A method is disclosed for synthesizing acoustic waveforms, especially musical instrument sounds. The acoustic waveforms are characterized by time-varying amplitudes, frequencies and phases of sinusoidal components. These time-varying parameters, at each analysis frame, are obtained in one embodiment by short term Fourier transforms (STFT). The spectrum envelope at each frame is parameterized with an autoregressive moving average model and applied to a waveform consisting of unit amplitude sinusoids via time-domain filtering. The resulting synthetic waveform preserves the time-varying frequency and phase information and has the same relative energy distribution among different sinusoidal components as that of the original signal. Finally, a general waveform shape for the type of acoustic signal being synthesized is applied. This is particularly useful when musical instrument sounds are being synthesized, where the commonly used four piecewise-linear attack-decay-sustain-release (ADSR) envelope model can be employed.

Description

This application claims priority under 35 U.S.C. §119(e) (1) of provisional application Ser. No. 60/039,580 filed Feb. 28, 1997, entitled "Synthesis of Acoustic Waveforms Based on Parametric Modeling," the entirety of which is incorporated herein by reference.
The present invention relates to methods and apparatus for synthesizing acoustic waveforms, especially for synthesizing musical instrument sounds.
BACKGROUND OF THE INVENTION
Synthesis of acoustic waveforms has applications in speech and musical processing. When an acoustic waveform is parametrically represented (e.g. modeled as a sum of sinusoids with time-varying amplitudes, frequencies and phases), data reduction, effective modification of time and frequency (pitch) and flexible control for the resynthesis of the waveform can be achieved.

DATASET EXCERPTS:
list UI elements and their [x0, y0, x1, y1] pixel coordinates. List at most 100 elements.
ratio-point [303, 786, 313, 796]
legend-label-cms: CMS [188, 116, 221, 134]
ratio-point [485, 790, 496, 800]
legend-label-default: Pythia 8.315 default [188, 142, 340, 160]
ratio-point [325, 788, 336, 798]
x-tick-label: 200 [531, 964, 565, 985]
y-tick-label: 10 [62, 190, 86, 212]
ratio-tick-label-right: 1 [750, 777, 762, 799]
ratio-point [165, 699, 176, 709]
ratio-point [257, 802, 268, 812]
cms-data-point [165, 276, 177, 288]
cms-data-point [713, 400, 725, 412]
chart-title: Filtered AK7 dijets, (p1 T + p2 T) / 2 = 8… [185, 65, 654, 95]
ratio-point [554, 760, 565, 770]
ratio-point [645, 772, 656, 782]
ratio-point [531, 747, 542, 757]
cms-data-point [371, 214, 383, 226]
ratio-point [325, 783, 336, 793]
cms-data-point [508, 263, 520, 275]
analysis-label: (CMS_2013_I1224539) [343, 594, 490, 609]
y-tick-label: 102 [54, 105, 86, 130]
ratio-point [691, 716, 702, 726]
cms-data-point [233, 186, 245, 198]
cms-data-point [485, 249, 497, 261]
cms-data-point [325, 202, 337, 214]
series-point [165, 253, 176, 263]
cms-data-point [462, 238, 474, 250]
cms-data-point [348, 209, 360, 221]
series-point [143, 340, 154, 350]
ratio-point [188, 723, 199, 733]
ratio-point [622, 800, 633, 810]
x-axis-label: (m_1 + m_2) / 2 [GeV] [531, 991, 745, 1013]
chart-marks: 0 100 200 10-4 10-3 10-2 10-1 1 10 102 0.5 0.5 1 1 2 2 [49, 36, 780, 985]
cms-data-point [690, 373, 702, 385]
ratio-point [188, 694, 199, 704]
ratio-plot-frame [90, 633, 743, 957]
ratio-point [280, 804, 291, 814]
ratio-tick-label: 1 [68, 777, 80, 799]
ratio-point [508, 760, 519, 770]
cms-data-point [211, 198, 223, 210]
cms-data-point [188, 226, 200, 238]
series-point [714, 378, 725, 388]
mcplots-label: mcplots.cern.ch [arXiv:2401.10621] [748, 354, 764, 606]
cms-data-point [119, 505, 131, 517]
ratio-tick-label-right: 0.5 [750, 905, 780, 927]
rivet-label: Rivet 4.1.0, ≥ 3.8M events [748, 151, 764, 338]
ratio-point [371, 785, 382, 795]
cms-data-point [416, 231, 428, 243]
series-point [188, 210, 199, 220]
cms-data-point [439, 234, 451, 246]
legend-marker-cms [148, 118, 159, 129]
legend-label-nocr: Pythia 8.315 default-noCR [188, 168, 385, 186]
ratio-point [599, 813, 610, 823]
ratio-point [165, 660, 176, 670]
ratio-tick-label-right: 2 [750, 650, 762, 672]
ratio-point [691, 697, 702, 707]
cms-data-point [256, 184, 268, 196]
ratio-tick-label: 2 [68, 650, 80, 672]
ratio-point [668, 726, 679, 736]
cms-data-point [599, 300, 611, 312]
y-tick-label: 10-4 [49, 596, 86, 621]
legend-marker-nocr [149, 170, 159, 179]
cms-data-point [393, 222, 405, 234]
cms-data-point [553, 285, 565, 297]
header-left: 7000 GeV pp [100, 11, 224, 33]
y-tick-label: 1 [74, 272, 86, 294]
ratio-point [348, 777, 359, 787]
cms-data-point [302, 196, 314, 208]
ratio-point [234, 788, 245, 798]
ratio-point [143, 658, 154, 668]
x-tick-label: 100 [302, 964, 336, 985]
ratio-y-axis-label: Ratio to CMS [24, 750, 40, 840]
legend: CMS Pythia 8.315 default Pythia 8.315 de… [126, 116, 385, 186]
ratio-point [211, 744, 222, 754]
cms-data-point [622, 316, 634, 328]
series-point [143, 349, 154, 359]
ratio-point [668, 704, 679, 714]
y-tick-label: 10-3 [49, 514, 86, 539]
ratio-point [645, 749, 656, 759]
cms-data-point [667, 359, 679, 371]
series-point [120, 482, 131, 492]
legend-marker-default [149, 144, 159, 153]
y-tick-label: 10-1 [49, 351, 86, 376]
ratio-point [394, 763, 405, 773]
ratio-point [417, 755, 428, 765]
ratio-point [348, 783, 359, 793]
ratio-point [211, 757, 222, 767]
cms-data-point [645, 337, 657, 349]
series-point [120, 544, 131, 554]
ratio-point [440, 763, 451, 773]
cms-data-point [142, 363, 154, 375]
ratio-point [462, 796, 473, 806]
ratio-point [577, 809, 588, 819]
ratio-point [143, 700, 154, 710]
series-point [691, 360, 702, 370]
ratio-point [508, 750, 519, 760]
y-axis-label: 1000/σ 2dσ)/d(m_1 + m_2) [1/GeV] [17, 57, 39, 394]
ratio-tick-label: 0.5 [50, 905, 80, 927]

WRITTEN TASK:
Please answer these questions about the patent text on acoustic waveform synthesis:
1. What model is used to parameterize the spectrum envelope at each frame?
2. On what date was the provisional application filed?
3. In which two areas does the background section say acoustic waveform synthesis has applications?

IN RESPONSE:
1. An autoregressive moving average model.
2. Feb. 28, 1997.
3. Speech and musical processing.